**Data lines**
------------------------------------------------------------
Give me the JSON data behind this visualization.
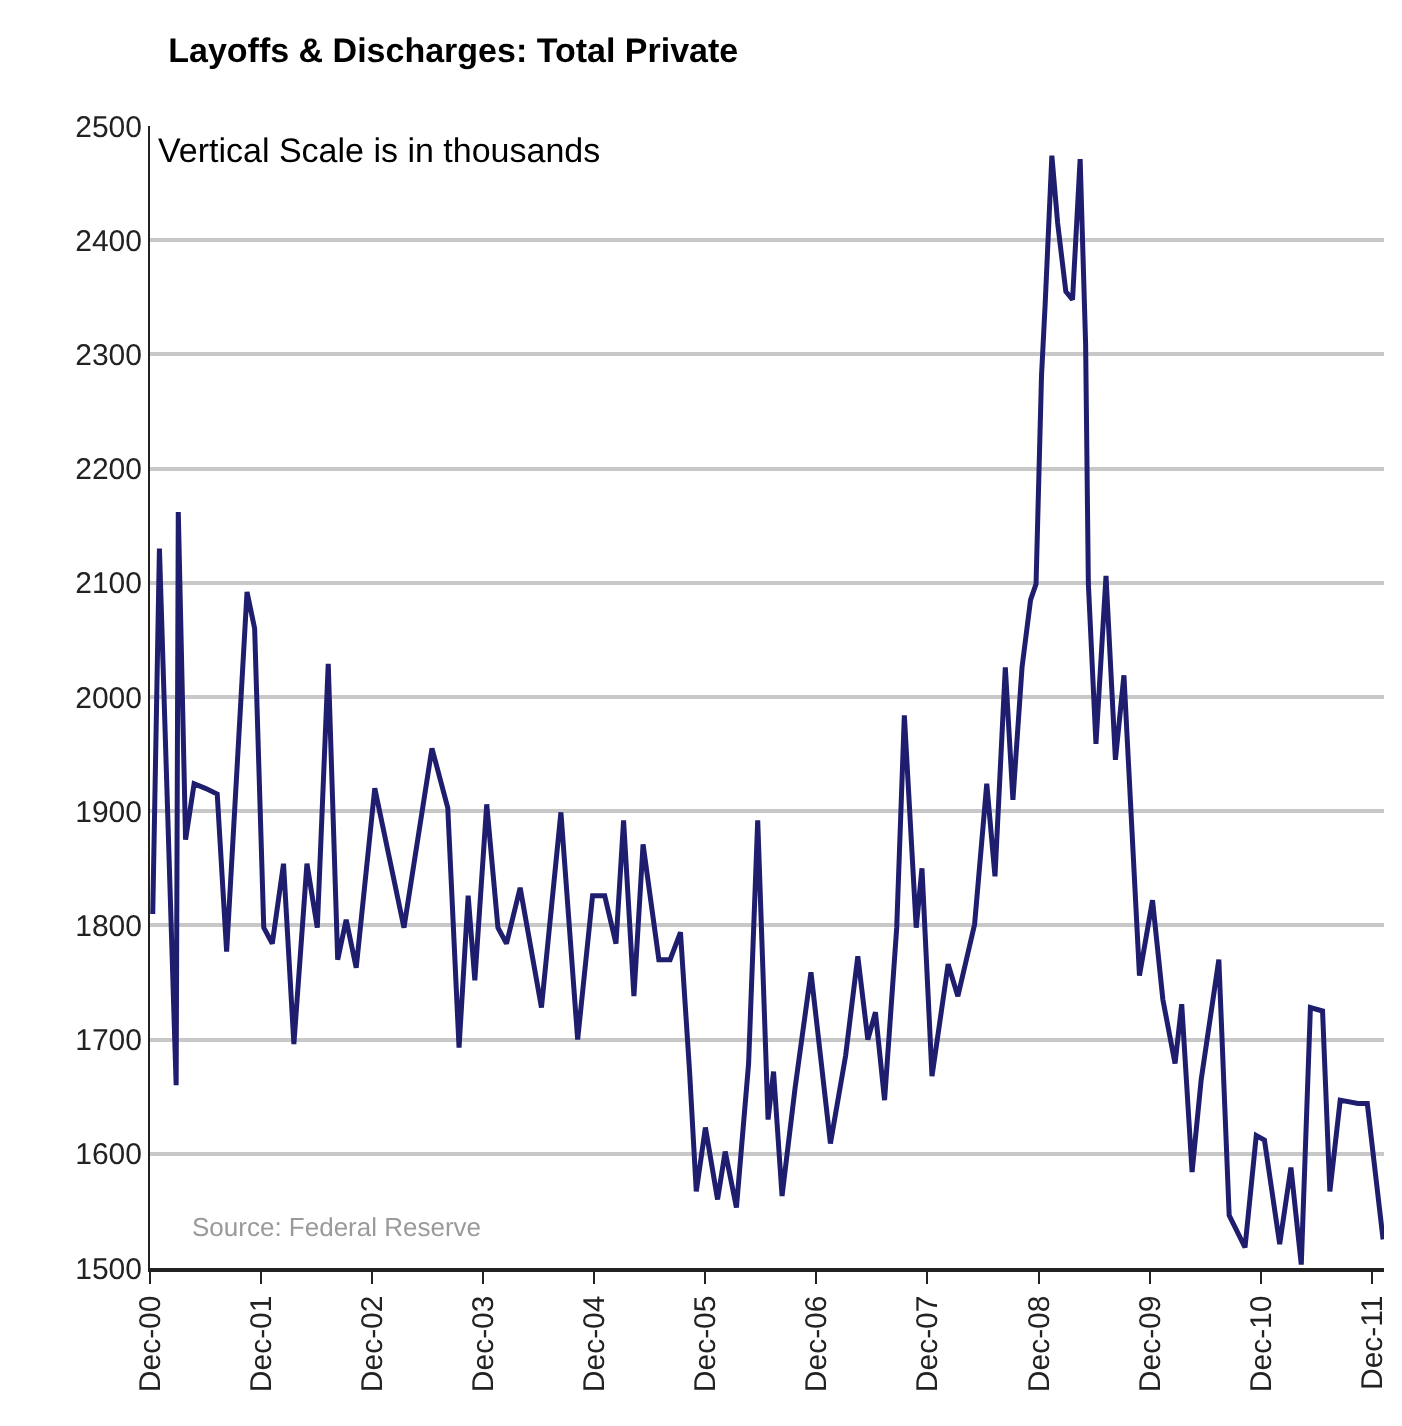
{
  "chart_data": {
    "type": "line",
    "title": "Layoffs & Discharges: Total Private",
    "annotations": [
      "Vertical Scale is in thousands",
      "Source: Federal Reserve"
    ],
    "x": [
      "2000-12-10",
      "2001-01-01",
      "2001-02-25",
      "2001-03-04",
      "2001-03-28",
      "2001-04-25",
      "2001-06-01",
      "2001-07-10",
      "2001-08-10",
      "2001-10-16",
      "2001-11-10",
      "2001-12-10",
      "2002-01-07",
      "2002-02-13",
      "2002-03-19",
      "2002-05-01",
      "2002-06-04",
      "2002-07-10",
      "2002-08-10",
      "2002-09-07",
      "2002-10-10",
      "2002-12-10",
      "2003-03-16",
      "2003-06-16",
      "2003-08-07",
      "2003-09-13",
      "2003-10-13",
      "2003-11-04",
      "2003-12-13",
      "2004-01-19",
      "2004-02-16",
      "2004-04-01",
      "2004-06-10",
      "2004-08-13",
      "2004-10-07",
      "2004-11-25",
      "2005-01-04",
      "2005-02-10",
      "2005-03-07",
      "2005-04-10",
      "2005-05-10",
      "2005-07-01",
      "2005-08-07",
      "2005-09-10",
      "2005-10-10",
      "2005-11-01",
      "2005-12-01",
      "2006-01-10",
      "2006-02-04",
      "2006-03-13",
      "2006-04-22",
      "2006-05-22",
      "2006-06-25",
      "2006-07-13",
      "2006-08-10",
      "2006-09-22",
      "2006-11-13",
      "2007-01-16",
      "2007-03-07",
      "2007-04-16",
      "2007-05-19",
      "2007-06-13",
      "2007-07-13",
      "2007-08-22",
      "2007-09-16",
      "2007-10-25",
      "2007-11-13",
      "2007-12-16",
      "2008-02-07",
      "2008-03-10",
      "2008-05-04",
      "2008-06-13",
      "2008-07-10",
      "2008-08-13",
      "2008-09-07",
      "2008-10-07",
      "2008-11-04",
      "2008-11-22",
      "2008-12-10",
      "2008-12-22",
      "2009-01-13",
      "2009-02-01",
      "2009-02-28",
      "2009-03-22",
      "2009-04-16",
      "2009-05-04",
      "2009-05-13",
      "2009-06-07",
      "2009-07-10",
      "2009-08-10",
      "2009-09-07",
      "2009-10-28",
      "2009-12-10",
      "2010-01-13",
      "2010-02-22",
      "2010-03-16",
      "2010-04-19",
      "2010-05-19",
      "2010-07-16",
      "2010-08-19",
      "2010-10-10",
      "2010-11-16",
      "2010-12-13",
      "2011-02-01",
      "2011-03-10",
      "2011-04-13",
      "2011-05-13",
      "2011-06-22",
      "2011-07-16",
      "2011-08-19",
      "2011-10-16",
      "2011-11-16",
      "2012-01-07"
    ],
    "series": [
      {
        "color": "#1f1d6e",
        "values": [
          1810,
          2130,
          1660,
          2162,
          1875,
          1924,
          1920,
          1915,
          1777,
          2092,
          2060,
          1798,
          1784,
          1854,
          1696,
          1854,
          1798,
          2029,
          1770,
          1805,
          1763,
          1920,
          1798,
          1955,
          1903,
          1693,
          1826,
          1752,
          1906,
          1798,
          1784,
          1833,
          1728,
          1899,
          1700,
          1826,
          1826,
          1784,
          1892,
          1738,
          1871,
          1770,
          1770,
          1794,
          1672,
          1567,
          1623,
          1560,
          1602,
          1553,
          1679,
          1892,
          1630,
          1672,
          1563,
          1658,
          1759,
          1609,
          1686,
          1773,
          1700,
          1724,
          1647,
          1798,
          1984,
          1798,
          1850,
          1668,
          1766,
          1738,
          1801,
          1924,
          1843,
          2026,
          1910,
          2026,
          2085,
          2099,
          2281,
          2344,
          2474,
          2415,
          2355,
          2348,
          2471,
          2309,
          2099,
          1959,
          2106,
          1945,
          2019,
          1756,
          1822,
          1735,
          1679,
          1731,
          1584,
          1665,
          1770,
          1546,
          1518,
          1616,
          1612,
          1521,
          1588,
          1503,
          1728,
          1725,
          1567,
          1647,
          1644,
          1644,
          1525
        ]
      }
    ],
    "xlim": [
      "2000-12-01",
      "2012-01-10"
    ],
    "xticks": [
      {
        "value": "2000-12-01",
        "label": "Dec-00"
      },
      {
        "value": "2001-12-01",
        "label": "Dec-01"
      },
      {
        "value": "2002-12-01",
        "label": "Dec-02"
      },
      {
        "value": "2003-12-01",
        "label": "Dec-03"
      },
      {
        "value": "2004-12-01",
        "label": "Dec-04"
      },
      {
        "value": "2005-12-01",
        "label": "Dec-05"
      },
      {
        "value": "2006-12-01",
        "label": "Dec-06"
      },
      {
        "value": "2007-12-01",
        "label": "Dec-07"
      },
      {
        "value": "2008-12-01",
        "label": "Dec-08"
      },
      {
        "value": "2009-12-01",
        "label": "Dec-09"
      },
      {
        "value": "2010-12-01",
        "label": "Dec-10"
      },
      {
        "value": "2011-12-01",
        "label": "Dec-11"
      }
    ],
    "ylim": [
      1500,
      2500
    ],
    "yticks": [
      1500,
      1600,
      1700,
      1800,
      1900,
      2000,
      2100,
      2200,
      2300,
      2400,
      2500
    ],
    "grid": "y",
    "marker": "none",
    "line_style": "solid"
  }
}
------------------------------------------------------------
**Instruction**
Pictures are excluded; copy all other data exactly as shown.

**Answer for this exercise**
Give me the JSON data behind this visualization.
{
  "chart_data": {
    "type": "line",
    "title": "Layoffs & Discharges: Total Private",
    "annotations": [
      "Vertical Scale is in thousands",
      "Source: Federal Reserve"
    ],
    "x": [
      "2000-12-10",
      "2001-01-01",
      "2001-02-25",
      "2001-03-04",
      "2001-03-28",
      "2001-04-25",
      "2001-06-01",
      "2001-07-10",
      "2001-08-10",
      "2001-10-16",
      "2001-11-10",
      "2001-12-10",
      "2002-01-07",
      "2002-02-13",
      "2002-03-19",
      "2002-05-01",
      "2002-06-04",
      "2002-07-10",
      "2002-08-10",
      "2002-09-07",
      "2002-10-10",
      "2002-12-10",
      "2003-03-16",
      "2003-06-16",
      "2003-08-07",
      "2003-09-13",
      "2003-10-13",
      "2003-11-04",
      "2003-12-13",
      "2004-01-19",
      "2004-02-16",
      "2004-04-01",
      "2004-06-10",
      "2004-08-13",
      "2004-10-07",
      "2004-11-25",
      "2005-01-04",
      "2005-02-10",
      "2005-03-07",
      "2005-04-10",
      "2005-05-10",
      "2005-07-01",
      "2005-08-07",
      "2005-09-10",
      "2005-10-10",
      "2005-11-01",
      "2005-12-01",
      "2006-01-10",
      "2006-02-04",
      "2006-03-13",
      "2006-04-22",
      "2006-05-22",
      "2006-06-25",
      "2006-07-13",
      "2006-08-10",
      "2006-09-22",
      "2006-11-13",
      "2007-01-16",
      "2007-03-07",
      "2007-04-16",
      "2007-05-19",
      "2007-06-13",
      "2007-07-13",
      "2007-08-22",
      "2007-09-16",
      "2007-10-25",
      "2007-11-13",
      "2007-12-16",
      "2008-02-07",
      "2008-03-10",
      "2008-05-04",
      "2008-06-13",
      "2008-07-10",
      "2008-08-13",
      "2008-09-07",
      "2008-10-07",
      "2008-11-04",
      "2008-11-22",
      "2008-12-10",
      "2008-12-22",
      "2009-01-13",
      "2009-02-01",
      "2009-02-28",
      "2009-03-22",
      "2009-04-16",
      "2009-05-04",
      "2009-05-13",
      "2009-06-07",
      "2009-07-10",
      "2009-08-10",
      "2009-09-07",
      "2009-10-28",
      "2009-12-10",
      "2010-01-13",
      "2010-02-22",
      "2010-03-16",
      "2010-04-19",
      "2010-05-19",
      "2010-07-16",
      "2010-08-19",
      "2010-10-10",
      "2010-11-16",
      "2010-12-13",
      "2011-02-01",
      "2011-03-10",
      "2011-04-13",
      "2011-05-13",
      "2011-06-22",
      "2011-07-16",
      "2011-08-19",
      "2011-10-16",
      "2011-11-16",
      "2012-01-07"
    ],
    "series": [
      {
        "color": "#1f1d6e",
        "values": [
          1810,
          2130,
          1660,
          2162,
          1875,
          1924,
          1920,
          1915,
          1777,
          2092,
          2060,
          1798,
          1784,
          1854,
          1696,
          1854,
          1798,
          2029,
          1770,
          1805,
          1763,
          1920,
          1798,
          1955,
          1903,
          1693,
          1826,
          1752,
          1906,
          1798,
          1784,
          1833,
          1728,
          1899,
          1700,
          1826,
          1826,
          1784,
          1892,
          1738,
          1871,
          1770,
          1770,
          1794,
          1672,
          1567,
          1623,
          1560,
          1602,
          1553,
          1679,
          1892,
          1630,
          1672,
          1563,
          1658,
          1759,
          1609,
          1686,
          1773,
          1700,
          1724,
          1647,
          1798,
          1984,
          1798,
          1850,
          1668,
          1766,
          1738,
          1801,
          1924,
          1843,
          2026,
          1910,
          2026,
          2085,
          2099,
          2281,
          2344,
          2474,
          2415,
          2355,
          2348,
          2471,
          2309,
          2099,
          1959,
          2106,
          1945,
          2019,
          1756,
          1822,
          1735,
          1679,
          1731,
          1584,
          1665,
          1770,
          1546,
          1518,
          1616,
          1612,
          1521,
          1588,
          1503,
          1728,
          1725,
          1567,
          1647,
          1644,
          1644,
          1525
        ]
      }
    ],
    "xlim": [
      "2000-12-01",
      "2012-01-10"
    ],
    "xticks": [
      {
        "value": "2000-12-01",
        "label": "Dec-00"
      },
      {
        "value": "2001-12-01",
        "label": "Dec-01"
      },
      {
        "value": "2002-12-01",
        "label": "Dec-02"
      },
      {
        "value": "2003-12-01",
        "label": "Dec-03"
      },
      {
        "value": "2004-12-01",
        "label": "Dec-04"
      },
      {
        "value": "2005-12-01",
        "label": "Dec-05"
      },
      {
        "value": "2006-12-01",
        "label": "Dec-06"
      },
      {
        "value": "2007-12-01",
        "label": "Dec-07"
      },
      {
        "value": "2008-12-01",
        "label": "Dec-08"
      },
      {
        "value": "2009-12-01",
        "label": "Dec-09"
      },
      {
        "value": "2010-12-01",
        "label": "Dec-10"
      },
      {
        "value": "2011-12-01",
        "label": "Dec-11"
      }
    ],
    "ylim": [
      1500,
      2500
    ],
    "yticks": [
      1500,
      1600,
      1700,
      1800,
      1900,
      2000,
      2100,
      2200,
      2300,
      2400,
      2500
    ],
    "grid": "y",
    "marker": "none",
    "line_style": "solid"
  }
}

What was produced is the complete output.